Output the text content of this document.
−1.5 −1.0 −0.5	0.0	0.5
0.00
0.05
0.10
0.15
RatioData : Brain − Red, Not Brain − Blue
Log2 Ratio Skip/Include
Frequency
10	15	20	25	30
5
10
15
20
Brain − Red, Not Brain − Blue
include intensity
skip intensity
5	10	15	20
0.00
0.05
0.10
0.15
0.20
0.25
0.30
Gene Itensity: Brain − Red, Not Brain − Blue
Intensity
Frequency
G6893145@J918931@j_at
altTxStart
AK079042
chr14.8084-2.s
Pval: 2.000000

## What is needed
Reproduce each line holding the word "Blue".

## Answer to the exercise
RatioData : Brain − Red, Not Brain − Blue
Brain − Red, Not Brain − Blue
Gene Itensity: Brain − Red, Not Brain − Blue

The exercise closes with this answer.